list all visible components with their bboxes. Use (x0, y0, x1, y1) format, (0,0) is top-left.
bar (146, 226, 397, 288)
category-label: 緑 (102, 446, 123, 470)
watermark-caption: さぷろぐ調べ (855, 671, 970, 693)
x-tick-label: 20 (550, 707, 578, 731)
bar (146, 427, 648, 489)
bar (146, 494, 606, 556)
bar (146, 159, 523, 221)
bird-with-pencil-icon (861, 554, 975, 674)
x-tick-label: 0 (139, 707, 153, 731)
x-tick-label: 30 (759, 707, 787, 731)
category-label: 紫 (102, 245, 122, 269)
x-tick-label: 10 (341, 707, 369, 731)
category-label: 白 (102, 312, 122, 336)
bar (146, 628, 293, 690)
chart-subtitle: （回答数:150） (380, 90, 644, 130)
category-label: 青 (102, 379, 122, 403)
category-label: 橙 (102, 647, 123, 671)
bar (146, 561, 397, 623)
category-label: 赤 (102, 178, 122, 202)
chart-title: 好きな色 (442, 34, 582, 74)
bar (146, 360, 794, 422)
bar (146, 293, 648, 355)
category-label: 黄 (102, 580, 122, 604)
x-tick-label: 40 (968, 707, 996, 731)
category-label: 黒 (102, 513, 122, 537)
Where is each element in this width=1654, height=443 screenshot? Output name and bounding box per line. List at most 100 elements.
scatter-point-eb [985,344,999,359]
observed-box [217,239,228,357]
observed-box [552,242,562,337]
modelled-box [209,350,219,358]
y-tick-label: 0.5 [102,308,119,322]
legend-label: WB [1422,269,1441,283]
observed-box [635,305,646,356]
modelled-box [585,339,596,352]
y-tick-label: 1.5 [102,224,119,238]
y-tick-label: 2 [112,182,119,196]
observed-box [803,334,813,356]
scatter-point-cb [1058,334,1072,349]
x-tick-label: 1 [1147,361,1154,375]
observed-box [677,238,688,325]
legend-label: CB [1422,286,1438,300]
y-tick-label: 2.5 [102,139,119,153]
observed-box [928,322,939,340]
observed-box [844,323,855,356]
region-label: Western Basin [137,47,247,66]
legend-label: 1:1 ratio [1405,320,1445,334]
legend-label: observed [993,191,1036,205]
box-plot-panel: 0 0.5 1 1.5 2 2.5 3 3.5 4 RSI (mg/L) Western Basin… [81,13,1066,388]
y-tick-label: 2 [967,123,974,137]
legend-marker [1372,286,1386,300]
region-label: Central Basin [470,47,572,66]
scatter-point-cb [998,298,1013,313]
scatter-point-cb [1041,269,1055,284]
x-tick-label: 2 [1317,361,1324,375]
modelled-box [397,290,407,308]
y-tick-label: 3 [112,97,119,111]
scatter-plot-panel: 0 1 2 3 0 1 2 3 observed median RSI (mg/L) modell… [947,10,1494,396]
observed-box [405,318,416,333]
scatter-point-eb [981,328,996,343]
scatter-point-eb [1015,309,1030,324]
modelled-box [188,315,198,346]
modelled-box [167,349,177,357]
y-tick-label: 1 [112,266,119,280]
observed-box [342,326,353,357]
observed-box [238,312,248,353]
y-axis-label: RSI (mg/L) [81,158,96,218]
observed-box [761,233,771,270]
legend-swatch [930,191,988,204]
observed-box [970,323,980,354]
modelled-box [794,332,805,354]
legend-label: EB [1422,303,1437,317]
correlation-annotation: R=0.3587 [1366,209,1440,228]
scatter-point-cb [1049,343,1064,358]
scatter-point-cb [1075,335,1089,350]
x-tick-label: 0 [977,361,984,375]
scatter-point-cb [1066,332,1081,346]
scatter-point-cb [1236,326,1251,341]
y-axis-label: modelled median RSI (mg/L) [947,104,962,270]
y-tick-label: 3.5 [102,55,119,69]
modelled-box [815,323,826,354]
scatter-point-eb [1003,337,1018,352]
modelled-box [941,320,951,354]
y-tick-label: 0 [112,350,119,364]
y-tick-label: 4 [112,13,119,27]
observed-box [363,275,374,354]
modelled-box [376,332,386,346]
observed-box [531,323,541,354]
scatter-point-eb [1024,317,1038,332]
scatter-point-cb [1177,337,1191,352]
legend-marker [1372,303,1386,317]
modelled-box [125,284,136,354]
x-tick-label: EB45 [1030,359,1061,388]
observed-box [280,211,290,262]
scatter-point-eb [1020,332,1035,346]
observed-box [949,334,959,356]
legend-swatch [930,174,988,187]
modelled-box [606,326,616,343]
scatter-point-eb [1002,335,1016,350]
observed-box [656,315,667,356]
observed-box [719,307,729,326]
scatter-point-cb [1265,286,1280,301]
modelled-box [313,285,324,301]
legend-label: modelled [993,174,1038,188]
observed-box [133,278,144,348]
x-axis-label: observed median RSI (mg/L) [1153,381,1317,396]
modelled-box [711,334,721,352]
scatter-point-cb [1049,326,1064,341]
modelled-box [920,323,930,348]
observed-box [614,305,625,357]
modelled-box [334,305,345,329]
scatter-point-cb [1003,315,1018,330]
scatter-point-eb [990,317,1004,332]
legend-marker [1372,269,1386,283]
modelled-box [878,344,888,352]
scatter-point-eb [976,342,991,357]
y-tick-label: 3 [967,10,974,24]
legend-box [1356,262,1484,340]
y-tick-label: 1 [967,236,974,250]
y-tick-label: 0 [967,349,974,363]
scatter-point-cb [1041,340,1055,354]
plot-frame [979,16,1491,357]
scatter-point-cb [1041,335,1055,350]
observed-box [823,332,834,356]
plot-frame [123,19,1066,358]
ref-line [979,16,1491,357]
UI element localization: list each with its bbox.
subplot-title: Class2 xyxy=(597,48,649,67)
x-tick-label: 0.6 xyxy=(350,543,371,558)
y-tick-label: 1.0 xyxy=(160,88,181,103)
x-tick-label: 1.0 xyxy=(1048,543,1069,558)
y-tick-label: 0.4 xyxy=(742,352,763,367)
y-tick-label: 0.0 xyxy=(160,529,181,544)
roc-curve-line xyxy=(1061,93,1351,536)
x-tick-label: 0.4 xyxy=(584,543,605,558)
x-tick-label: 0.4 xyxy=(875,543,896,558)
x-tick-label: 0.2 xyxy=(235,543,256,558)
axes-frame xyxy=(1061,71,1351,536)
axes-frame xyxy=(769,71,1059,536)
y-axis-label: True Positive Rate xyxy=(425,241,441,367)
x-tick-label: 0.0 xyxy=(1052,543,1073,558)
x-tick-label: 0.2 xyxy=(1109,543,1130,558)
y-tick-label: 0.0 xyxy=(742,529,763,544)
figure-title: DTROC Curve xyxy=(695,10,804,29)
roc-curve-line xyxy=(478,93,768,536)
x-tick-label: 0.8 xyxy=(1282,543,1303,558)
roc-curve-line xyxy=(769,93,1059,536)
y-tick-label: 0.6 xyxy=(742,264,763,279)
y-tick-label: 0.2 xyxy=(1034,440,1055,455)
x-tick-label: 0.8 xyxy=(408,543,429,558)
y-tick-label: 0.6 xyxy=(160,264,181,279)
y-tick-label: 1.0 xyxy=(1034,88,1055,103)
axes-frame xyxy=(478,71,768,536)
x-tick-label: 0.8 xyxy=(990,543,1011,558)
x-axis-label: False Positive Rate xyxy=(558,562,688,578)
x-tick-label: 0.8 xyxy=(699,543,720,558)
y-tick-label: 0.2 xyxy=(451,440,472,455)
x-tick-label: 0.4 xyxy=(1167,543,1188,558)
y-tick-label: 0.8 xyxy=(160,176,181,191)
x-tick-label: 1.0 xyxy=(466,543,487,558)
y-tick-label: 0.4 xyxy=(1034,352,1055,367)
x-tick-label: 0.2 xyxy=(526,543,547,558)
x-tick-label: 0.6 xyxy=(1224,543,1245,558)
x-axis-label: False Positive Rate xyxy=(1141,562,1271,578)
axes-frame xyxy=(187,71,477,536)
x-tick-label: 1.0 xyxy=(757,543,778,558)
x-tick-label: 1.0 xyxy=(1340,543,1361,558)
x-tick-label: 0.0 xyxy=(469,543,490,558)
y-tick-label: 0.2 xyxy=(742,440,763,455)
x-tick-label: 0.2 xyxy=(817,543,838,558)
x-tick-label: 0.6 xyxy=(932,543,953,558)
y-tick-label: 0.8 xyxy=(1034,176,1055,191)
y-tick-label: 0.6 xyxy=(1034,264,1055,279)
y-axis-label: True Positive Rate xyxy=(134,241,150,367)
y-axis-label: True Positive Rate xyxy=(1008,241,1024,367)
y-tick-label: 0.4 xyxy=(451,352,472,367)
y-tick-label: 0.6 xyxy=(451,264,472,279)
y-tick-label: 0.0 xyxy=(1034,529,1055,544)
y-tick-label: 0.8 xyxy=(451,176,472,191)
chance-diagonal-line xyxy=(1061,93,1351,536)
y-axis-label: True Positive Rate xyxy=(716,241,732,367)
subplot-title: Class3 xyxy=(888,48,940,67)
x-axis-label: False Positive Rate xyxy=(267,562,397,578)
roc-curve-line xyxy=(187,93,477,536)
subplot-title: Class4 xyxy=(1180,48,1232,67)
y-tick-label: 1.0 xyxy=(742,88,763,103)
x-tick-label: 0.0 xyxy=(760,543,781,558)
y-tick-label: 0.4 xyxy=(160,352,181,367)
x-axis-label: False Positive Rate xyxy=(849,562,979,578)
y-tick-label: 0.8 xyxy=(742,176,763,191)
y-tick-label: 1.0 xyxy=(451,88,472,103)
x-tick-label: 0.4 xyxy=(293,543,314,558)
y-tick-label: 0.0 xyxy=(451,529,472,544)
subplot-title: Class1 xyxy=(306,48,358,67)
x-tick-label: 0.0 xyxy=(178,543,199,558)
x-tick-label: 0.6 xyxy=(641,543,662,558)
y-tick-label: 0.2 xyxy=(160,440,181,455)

:::::

◆ WHAT YOU SHOULD DO: Quote the lines of the material from its start through the line containing "modelled-box [397,290,407,308]", inclusive, repeating them without change.

◆ FINAL RESULT:
list all visible components with their bboxes. Use (x0, y0, x1, y1) format, (0,0) is top-left.
bar (146, 226, 397, 288)
category-label: 緑 (102, 446, 123, 470)
watermark-caption: さぷろぐ調べ (855, 671, 970, 693)
x-tick-label: 20 (550, 707, 578, 731)
bar (146, 427, 648, 489)
bar (146, 494, 606, 556)
bar (146, 159, 523, 221)
bird-with-pencil-icon (861, 554, 975, 674)
x-tick-label: 0 (139, 707, 153, 731)
x-tick-label: 30 (759, 707, 787, 731)
category-label: 紫 (102, 245, 122, 269)
x-tick-label: 10 (341, 707, 369, 731)
category-label: 白 (102, 312, 122, 336)
bar (146, 628, 293, 690)
chart-subtitle: （回答数:150） (380, 90, 644, 130)
category-label: 青 (102, 379, 122, 403)
category-label: 橙 (102, 647, 123, 671)
bar (146, 561, 397, 623)
category-label: 赤 (102, 178, 122, 202)
chart-title: 好きな色 (442, 34, 582, 74)
bar (146, 360, 794, 422)
bar (146, 293, 648, 355)
category-label: 黄 (102, 580, 122, 604)
x-tick-label: 40 (968, 707, 996, 731)
category-label: 黒 (102, 513, 122, 537)
Where is each element in this width=1654, height=443 screenshot? Output name and bounding box per line. List at most 100 elements.
scatter-point-eb [985,344,999,359]
observed-box [217,239,228,357]
observed-box [552,242,562,337]
modelled-box [209,350,219,358]
y-tick-label: 0.5 [102,308,119,322]
legend-label: WB [1422,269,1441,283]
observed-box [635,305,646,356]
modelled-box [585,339,596,352]
y-tick-label: 1.5 [102,224,119,238]
y-tick-label: 2 [112,182,119,196]
observed-box [803,334,813,356]
scatter-point-cb [1058,334,1072,349]
x-tick-label: 1 [1147,361,1154,375]
observed-box [677,238,688,325]
legend-label: CB [1422,286,1438,300]
y-tick-label: 2.5 [102,139,119,153]
observed-box [928,322,939,340]
observed-box [844,323,855,356]
region-label: Western Basin [137,47,247,66]
legend-label: 1:1 ratio [1405,320,1445,334]
legend-label: observed [993,191,1036,205]
box-plot-panel: 0 0.5 1 1.5 2 2.5 3 3.5 4 RSI (mg/L) Western Basin… [81,13,1066,388]
y-tick-label: 2 [967,123,974,137]
legend-marker [1372,286,1386,300]
region-label: Central Basin [470,47,572,66]
scatter-point-cb [998,298,1013,313]
scatter-point-cb [1041,269,1055,284]
x-tick-label: 2 [1317,361,1324,375]
modelled-box [397,290,407,308]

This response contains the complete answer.